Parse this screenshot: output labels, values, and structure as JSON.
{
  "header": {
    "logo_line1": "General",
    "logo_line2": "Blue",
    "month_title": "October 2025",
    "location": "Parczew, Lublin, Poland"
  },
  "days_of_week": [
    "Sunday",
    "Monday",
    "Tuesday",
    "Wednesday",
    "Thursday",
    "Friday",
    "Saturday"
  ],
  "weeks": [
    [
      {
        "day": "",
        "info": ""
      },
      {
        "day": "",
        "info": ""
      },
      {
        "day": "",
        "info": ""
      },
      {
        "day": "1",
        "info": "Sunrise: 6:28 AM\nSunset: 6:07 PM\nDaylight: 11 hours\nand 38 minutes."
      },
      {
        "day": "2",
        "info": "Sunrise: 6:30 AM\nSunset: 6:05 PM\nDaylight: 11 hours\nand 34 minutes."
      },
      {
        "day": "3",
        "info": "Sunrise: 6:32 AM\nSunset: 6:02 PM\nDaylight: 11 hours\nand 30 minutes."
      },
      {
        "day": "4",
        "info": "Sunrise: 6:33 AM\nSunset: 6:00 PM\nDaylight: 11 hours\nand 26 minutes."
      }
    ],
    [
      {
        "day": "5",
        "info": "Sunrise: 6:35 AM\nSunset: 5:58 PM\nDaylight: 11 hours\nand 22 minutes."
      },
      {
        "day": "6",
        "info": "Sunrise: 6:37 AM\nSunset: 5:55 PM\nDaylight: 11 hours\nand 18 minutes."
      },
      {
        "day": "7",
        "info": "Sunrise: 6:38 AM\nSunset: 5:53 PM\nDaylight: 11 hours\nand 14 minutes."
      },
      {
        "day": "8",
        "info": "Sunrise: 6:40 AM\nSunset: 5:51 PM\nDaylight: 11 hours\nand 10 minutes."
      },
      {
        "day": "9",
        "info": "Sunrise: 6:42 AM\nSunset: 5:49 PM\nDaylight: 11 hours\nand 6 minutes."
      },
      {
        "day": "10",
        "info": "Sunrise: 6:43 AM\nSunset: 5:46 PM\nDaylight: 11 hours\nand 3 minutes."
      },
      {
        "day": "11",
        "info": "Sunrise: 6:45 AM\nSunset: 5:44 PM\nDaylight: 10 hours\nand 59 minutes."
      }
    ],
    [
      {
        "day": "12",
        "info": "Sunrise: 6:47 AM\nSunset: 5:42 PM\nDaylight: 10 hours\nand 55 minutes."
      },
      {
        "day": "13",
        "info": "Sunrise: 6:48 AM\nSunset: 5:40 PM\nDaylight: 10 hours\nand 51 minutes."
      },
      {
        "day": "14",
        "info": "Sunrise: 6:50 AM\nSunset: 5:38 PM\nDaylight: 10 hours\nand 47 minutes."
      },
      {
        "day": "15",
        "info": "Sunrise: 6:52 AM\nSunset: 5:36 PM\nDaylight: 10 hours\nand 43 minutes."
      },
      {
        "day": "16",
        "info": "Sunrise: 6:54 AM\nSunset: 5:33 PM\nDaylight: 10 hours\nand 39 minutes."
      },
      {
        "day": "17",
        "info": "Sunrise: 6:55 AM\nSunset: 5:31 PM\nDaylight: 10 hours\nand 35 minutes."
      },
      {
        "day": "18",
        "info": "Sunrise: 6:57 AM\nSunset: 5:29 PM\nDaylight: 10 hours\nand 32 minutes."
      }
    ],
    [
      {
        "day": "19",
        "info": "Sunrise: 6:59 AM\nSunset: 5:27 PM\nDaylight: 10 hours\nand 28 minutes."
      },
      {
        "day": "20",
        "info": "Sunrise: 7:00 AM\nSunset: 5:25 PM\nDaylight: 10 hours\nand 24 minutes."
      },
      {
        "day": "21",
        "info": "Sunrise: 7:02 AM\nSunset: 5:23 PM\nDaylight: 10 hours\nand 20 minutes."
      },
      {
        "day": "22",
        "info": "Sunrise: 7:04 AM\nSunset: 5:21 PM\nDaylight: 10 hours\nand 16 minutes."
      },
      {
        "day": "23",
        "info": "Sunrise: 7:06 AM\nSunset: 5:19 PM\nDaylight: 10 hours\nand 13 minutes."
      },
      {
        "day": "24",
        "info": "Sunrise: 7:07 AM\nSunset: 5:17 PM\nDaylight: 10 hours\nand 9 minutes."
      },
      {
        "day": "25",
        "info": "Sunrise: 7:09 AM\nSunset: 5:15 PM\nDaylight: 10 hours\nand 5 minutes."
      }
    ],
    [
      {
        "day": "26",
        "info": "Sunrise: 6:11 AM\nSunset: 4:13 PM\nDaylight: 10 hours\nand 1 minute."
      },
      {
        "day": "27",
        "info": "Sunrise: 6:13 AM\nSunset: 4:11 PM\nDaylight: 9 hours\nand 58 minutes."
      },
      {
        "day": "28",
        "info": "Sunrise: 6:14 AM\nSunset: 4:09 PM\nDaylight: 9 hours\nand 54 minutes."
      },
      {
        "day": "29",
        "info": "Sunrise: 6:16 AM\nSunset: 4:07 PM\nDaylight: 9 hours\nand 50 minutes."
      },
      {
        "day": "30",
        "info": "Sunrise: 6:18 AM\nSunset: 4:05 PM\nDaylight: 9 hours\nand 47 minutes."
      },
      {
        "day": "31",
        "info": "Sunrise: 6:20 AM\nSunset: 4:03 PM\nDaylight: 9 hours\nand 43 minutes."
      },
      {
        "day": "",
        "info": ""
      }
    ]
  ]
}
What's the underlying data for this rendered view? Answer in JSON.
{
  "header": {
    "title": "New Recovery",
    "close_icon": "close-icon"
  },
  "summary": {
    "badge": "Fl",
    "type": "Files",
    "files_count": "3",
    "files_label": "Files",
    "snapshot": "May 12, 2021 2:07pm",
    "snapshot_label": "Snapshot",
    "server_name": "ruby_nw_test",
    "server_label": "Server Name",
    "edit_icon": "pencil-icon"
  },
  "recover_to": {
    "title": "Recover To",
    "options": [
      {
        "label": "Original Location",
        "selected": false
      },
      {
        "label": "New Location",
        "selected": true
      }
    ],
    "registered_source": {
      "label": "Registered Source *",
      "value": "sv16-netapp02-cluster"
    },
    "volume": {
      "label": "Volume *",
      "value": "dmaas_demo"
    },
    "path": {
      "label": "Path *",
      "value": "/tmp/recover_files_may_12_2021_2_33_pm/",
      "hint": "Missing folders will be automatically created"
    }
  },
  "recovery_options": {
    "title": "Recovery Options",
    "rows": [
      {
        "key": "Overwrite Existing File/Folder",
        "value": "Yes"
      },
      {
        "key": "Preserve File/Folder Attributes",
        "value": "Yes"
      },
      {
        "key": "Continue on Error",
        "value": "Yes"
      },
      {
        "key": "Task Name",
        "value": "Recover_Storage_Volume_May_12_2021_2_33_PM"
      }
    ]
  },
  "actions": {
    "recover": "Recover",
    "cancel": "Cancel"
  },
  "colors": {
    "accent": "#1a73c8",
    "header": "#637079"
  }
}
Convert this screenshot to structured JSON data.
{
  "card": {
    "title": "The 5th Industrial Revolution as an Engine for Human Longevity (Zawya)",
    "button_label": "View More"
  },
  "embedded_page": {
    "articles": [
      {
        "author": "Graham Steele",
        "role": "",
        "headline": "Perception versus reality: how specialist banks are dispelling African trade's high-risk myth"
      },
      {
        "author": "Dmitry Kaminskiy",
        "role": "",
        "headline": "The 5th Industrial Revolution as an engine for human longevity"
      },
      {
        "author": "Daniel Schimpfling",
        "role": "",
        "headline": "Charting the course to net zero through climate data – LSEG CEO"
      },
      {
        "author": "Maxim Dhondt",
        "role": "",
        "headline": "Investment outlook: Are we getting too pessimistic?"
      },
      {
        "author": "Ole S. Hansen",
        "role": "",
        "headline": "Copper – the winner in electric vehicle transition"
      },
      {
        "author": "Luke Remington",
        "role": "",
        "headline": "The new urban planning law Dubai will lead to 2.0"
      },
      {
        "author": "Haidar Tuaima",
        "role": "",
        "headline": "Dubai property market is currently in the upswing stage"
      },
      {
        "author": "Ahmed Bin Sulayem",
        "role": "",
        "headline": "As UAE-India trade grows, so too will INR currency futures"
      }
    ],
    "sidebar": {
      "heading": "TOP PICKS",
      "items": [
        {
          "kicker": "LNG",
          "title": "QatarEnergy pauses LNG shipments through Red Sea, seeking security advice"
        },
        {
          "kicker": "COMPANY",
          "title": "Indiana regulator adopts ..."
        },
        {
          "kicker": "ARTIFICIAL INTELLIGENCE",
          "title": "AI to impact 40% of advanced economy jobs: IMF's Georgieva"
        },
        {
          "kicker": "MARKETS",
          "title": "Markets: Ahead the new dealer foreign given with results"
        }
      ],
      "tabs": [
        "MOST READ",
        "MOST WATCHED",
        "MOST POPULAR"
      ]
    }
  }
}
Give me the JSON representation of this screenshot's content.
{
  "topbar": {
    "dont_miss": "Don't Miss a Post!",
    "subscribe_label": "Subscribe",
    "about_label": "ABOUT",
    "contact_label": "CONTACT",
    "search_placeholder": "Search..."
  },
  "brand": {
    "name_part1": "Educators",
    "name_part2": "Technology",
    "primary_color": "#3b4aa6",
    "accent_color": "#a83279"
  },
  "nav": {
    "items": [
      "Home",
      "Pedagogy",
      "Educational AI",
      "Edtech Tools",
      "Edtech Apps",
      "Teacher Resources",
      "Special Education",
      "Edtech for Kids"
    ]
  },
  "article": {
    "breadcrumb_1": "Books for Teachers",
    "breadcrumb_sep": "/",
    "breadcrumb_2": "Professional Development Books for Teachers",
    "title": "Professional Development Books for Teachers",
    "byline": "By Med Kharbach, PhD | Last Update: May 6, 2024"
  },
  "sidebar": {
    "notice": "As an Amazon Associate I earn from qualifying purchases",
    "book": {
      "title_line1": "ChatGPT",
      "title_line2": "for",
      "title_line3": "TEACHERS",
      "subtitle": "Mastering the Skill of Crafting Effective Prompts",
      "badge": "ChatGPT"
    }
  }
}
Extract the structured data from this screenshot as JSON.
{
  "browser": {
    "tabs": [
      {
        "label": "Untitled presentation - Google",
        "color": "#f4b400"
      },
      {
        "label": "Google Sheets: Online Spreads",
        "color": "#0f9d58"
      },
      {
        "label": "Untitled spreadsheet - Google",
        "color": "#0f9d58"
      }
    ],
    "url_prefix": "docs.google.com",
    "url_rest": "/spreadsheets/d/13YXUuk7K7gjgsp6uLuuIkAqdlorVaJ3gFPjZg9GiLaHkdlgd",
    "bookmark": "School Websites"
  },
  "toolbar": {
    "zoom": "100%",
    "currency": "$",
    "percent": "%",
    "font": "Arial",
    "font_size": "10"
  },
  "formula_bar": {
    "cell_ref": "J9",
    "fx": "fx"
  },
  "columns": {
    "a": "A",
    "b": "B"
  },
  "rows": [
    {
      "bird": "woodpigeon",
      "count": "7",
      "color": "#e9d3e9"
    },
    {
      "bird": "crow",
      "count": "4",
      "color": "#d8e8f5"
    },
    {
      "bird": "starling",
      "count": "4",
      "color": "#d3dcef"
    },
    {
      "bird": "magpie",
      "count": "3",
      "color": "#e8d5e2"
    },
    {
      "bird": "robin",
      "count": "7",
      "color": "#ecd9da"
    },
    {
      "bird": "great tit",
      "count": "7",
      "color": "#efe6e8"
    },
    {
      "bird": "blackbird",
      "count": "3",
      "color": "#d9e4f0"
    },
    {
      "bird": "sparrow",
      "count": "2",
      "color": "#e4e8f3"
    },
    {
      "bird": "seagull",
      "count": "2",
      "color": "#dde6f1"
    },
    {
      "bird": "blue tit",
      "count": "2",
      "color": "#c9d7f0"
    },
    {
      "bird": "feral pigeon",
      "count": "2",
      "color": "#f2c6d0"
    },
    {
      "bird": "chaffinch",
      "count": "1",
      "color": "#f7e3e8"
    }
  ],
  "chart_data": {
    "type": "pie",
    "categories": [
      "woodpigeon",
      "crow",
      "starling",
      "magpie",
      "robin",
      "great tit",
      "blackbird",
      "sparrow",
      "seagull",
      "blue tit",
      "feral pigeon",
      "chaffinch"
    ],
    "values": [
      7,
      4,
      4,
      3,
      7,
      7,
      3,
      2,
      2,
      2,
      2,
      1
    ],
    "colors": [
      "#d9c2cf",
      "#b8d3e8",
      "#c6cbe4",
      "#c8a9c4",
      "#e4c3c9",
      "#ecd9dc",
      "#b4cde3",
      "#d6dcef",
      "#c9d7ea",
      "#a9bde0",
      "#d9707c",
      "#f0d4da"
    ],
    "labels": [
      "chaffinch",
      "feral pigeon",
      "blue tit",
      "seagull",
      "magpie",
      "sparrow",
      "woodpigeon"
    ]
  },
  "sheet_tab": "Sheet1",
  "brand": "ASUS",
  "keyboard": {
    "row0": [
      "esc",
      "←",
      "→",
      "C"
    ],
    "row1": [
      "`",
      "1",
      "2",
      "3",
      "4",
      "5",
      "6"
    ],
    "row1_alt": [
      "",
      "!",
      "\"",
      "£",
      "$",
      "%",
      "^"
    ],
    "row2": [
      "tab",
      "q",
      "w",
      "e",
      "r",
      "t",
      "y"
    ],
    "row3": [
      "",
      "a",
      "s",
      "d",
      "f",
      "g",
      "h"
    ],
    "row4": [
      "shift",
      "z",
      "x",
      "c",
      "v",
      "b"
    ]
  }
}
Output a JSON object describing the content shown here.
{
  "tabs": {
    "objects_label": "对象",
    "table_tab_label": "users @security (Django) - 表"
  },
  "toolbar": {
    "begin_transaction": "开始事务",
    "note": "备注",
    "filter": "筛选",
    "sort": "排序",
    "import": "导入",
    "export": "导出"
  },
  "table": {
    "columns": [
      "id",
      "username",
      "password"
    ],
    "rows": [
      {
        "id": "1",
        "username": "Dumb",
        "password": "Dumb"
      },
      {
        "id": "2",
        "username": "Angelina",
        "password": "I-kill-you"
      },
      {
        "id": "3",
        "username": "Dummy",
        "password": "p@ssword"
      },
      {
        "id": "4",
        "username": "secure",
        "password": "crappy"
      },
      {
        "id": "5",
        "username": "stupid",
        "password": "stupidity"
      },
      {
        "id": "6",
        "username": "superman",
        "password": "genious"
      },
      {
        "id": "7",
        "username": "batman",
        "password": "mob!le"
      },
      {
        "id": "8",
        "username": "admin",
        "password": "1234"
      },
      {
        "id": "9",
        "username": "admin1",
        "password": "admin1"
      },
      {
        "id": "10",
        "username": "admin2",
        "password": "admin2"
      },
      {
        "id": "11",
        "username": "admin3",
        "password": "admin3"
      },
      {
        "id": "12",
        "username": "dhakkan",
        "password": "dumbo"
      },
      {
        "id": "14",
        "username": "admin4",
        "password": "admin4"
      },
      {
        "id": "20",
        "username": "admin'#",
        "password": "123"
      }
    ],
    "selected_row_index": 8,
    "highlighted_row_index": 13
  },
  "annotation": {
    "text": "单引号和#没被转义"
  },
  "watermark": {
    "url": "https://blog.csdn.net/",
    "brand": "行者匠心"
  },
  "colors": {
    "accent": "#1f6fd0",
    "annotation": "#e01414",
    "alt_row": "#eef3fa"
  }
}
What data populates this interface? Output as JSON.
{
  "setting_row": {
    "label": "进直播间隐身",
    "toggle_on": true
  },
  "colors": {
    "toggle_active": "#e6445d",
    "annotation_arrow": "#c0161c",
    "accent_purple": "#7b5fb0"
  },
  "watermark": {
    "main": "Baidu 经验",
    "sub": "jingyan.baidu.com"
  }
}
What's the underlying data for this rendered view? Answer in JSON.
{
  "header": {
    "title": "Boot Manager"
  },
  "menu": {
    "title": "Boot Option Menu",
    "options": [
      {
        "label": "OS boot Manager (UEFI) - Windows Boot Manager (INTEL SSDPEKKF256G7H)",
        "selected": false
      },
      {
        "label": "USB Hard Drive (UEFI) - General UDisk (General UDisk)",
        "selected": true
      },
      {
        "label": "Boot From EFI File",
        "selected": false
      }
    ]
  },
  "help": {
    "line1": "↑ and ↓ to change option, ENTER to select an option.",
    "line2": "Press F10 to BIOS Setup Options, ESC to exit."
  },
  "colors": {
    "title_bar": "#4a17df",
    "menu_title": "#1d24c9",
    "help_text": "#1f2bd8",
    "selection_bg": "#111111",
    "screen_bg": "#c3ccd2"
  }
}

WORK TO COMPLETE:
Across all the entries, count the lines that contain the word "Development" and give the number by itself.

CORRECT ANSWER:
2